Exactly as written, retype the listing below, omitting the pictures.

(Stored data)
= = = =

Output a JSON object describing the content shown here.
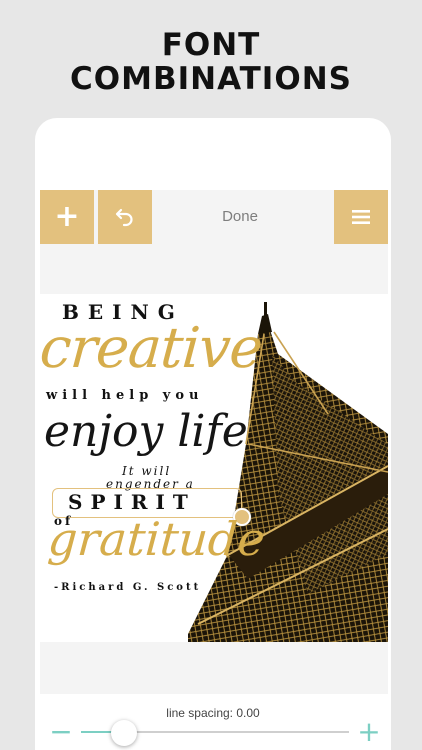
{
  "headline": {
    "line1": "FONT",
    "line2": "COMBINATIONS"
  },
  "toolbar": {
    "done_label": "Done",
    "add_icon": "plus-icon",
    "undo_icon": "undo-arrow-icon",
    "menu_icon": "hamburger-menu-icon"
  },
  "quote": {
    "being": "BEING",
    "creative": "creative",
    "will_help_you": "will help you",
    "enjoy_life": "enjoy life",
    "it_will": "It will",
    "engender_a": "engender a",
    "spirit": "SPIRIT",
    "of": "of",
    "gratitude": "gratitude",
    "author": "-Richard G. Scott"
  },
  "controls": {
    "line_spacing_label": "line spacing:  0.00",
    "line_spacing_level": 0.16
  },
  "colors": {
    "accent_gold": "#e3c17e",
    "slider_teal": "#7ccfc3",
    "headline_text": "#111111"
  }
}
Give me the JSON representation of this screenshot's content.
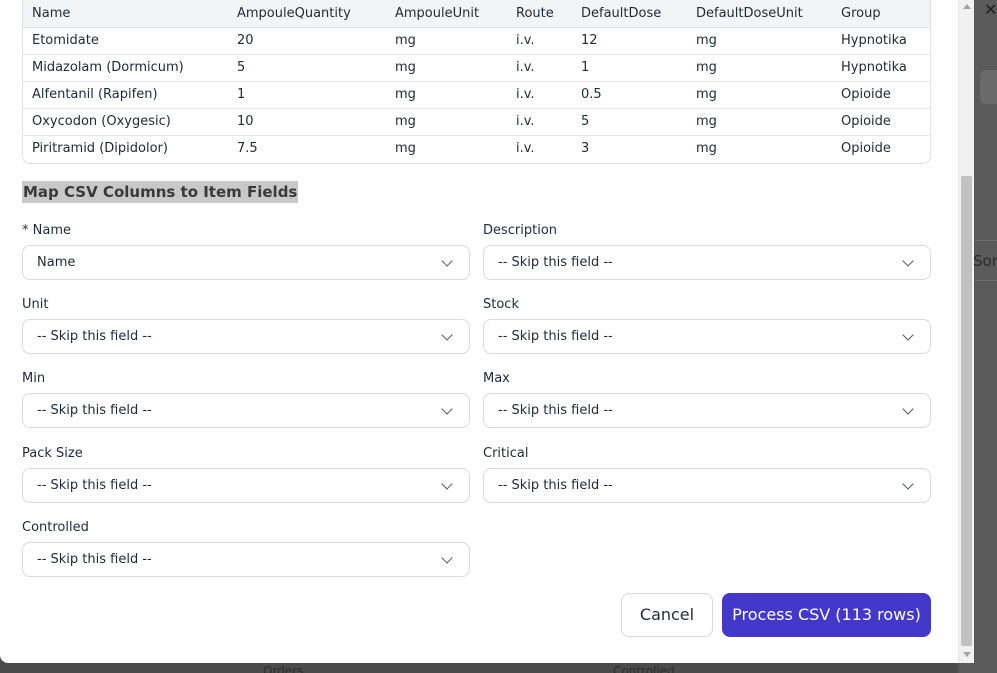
{
  "preview": {
    "columns": [
      "Name",
      "AmpouleQuantity",
      "AmpouleUnit",
      "Route",
      "DefaultDose",
      "DefaultDoseUnit",
      "Group"
    ],
    "rows": [
      [
        "Etomidate",
        "20",
        "mg",
        "i.v.",
        "12",
        "mg",
        "Hypnotika"
      ],
      [
        "Midazolam (Dormicum)",
        "5",
        "mg",
        "i.v.",
        "1",
        "mg",
        "Hypnotika"
      ],
      [
        "Alfentanil (Rapifen)",
        "1",
        "mg",
        "i.v.",
        "0.5",
        "mg",
        "Opioide"
      ],
      [
        "Oxycodon (Oxygesic)",
        "10",
        "mg",
        "i.v.",
        "5",
        "mg",
        "Opioide"
      ],
      [
        "Piritramid (Dipidolor)",
        "7.5",
        "mg",
        "i.v.",
        "3",
        "mg",
        "Opioide"
      ]
    ]
  },
  "mapping": {
    "title": "Map CSV Columns to Item Fields",
    "fields": [
      {
        "label": "* Name",
        "value": "Name"
      },
      {
        "label": "Description",
        "value": "-- Skip this field --"
      },
      {
        "label": "Unit",
        "value": "-- Skip this field --"
      },
      {
        "label": "Stock",
        "value": "-- Skip this field --"
      },
      {
        "label": "Min",
        "value": "-- Skip this field --"
      },
      {
        "label": "Max",
        "value": "-- Skip this field --"
      },
      {
        "label": "Pack Size",
        "value": "-- Skip this field --"
      },
      {
        "label": "Critical",
        "value": "-- Skip this field --"
      },
      {
        "label": "Controlled",
        "value": "-- Skip this field --"
      }
    ]
  },
  "actions": {
    "cancel_label": "Cancel",
    "process_label": "Process CSV (113 rows)"
  },
  "background": {
    "close_glyph": "✕",
    "cut_text": "Sor",
    "bottom_left_text": "Orders",
    "bottom_right_text": "Controlled"
  },
  "colors": {
    "primary": "#4338ca",
    "highlight": "#c8c8c8"
  }
}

= = = =

» **Task answer**
Output a JSON object describing the content shown here.
{
  "headline": {
    "line1": "FONT",
    "line2": "COMBINATIONS"
  },
  "toolbar": {
    "done_label": "Done",
    "add_icon": "plus-icon",
    "undo_icon": "undo-arrow-icon",
    "menu_icon": "hamburger-menu-icon"
  },
  "quote": {
    "being": "BEING",
    "creative": "creative",
    "will_help_you": "will help you",
    "enjoy_life": "enjoy life",
    "it_will": "It will",
    "engender_a": "engender a",
    "spirit": "SPIRIT",
    "of": "of",
    "gratitude": "gratitude",
    "author": "-Richard G. Scott"
  },
  "controls": {
    "line_spacing_label": "line spacing:  0.00",
    "line_spacing_level": 0.16
  },
  "colors": {
    "accent_gold": "#e3c17e",
    "slider_teal": "#7ccfc3",
    "headline_text": "#111111"
  }
}
Give me the JSON representation of this screenshot's content.
{
  "preview": {
    "columns": [
      "Name",
      "AmpouleQuantity",
      "AmpouleUnit",
      "Route",
      "DefaultDose",
      "DefaultDoseUnit",
      "Group"
    ],
    "rows": [
      [
        "Etomidate",
        "20",
        "mg",
        "i.v.",
        "12",
        "mg",
        "Hypnotika"
      ],
      [
        "Midazolam (Dormicum)",
        "5",
        "mg",
        "i.v.",
        "1",
        "mg",
        "Hypnotika"
      ],
      [
        "Alfentanil (Rapifen)",
        "1",
        "mg",
        "i.v.",
        "0.5",
        "mg",
        "Opioide"
      ],
      [
        "Oxycodon (Oxygesic)",
        "10",
        "mg",
        "i.v.",
        "5",
        "mg",
        "Opioide"
      ],
      [
        "Piritramid (Dipidolor)",
        "7.5",
        "mg",
        "i.v.",
        "3",
        "mg",
        "Opioide"
      ]
    ]
  },
  "mapping": {
    "title": "Map CSV Columns to Item Fields",
    "fields": [
      {
        "label": "* Name",
        "value": "Name"
      },
      {
        "label": "Description",
        "value": "-- Skip this field --"
      },
      {
        "label": "Unit",
        "value": "-- Skip this field --"
      },
      {
        "label": "Stock",
        "value": "-- Skip this field --"
      },
      {
        "label": "Min",
        "value": "-- Skip this field --"
      },
      {
        "label": "Max",
        "value": "-- Skip this field --"
      },
      {
        "label": "Pack Size",
        "value": "-- Skip this field --"
      },
      {
        "label": "Critical",
        "value": "-- Skip this field --"
      },
      {
        "label": "Controlled",
        "value": "-- Skip this field --"
      }
    ]
  },
  "actions": {
    "cancel_label": "Cancel",
    "process_label": "Process CSV (113 rows)"
  },
  "background": {
    "close_glyph": "✕",
    "cut_text": "Sor",
    "bottom_left_text": "Orders",
    "bottom_right_text": "Controlled"
  },
  "colors": {
    "primary": "#4338ca",
    "highlight": "#c8c8c8"
  }
}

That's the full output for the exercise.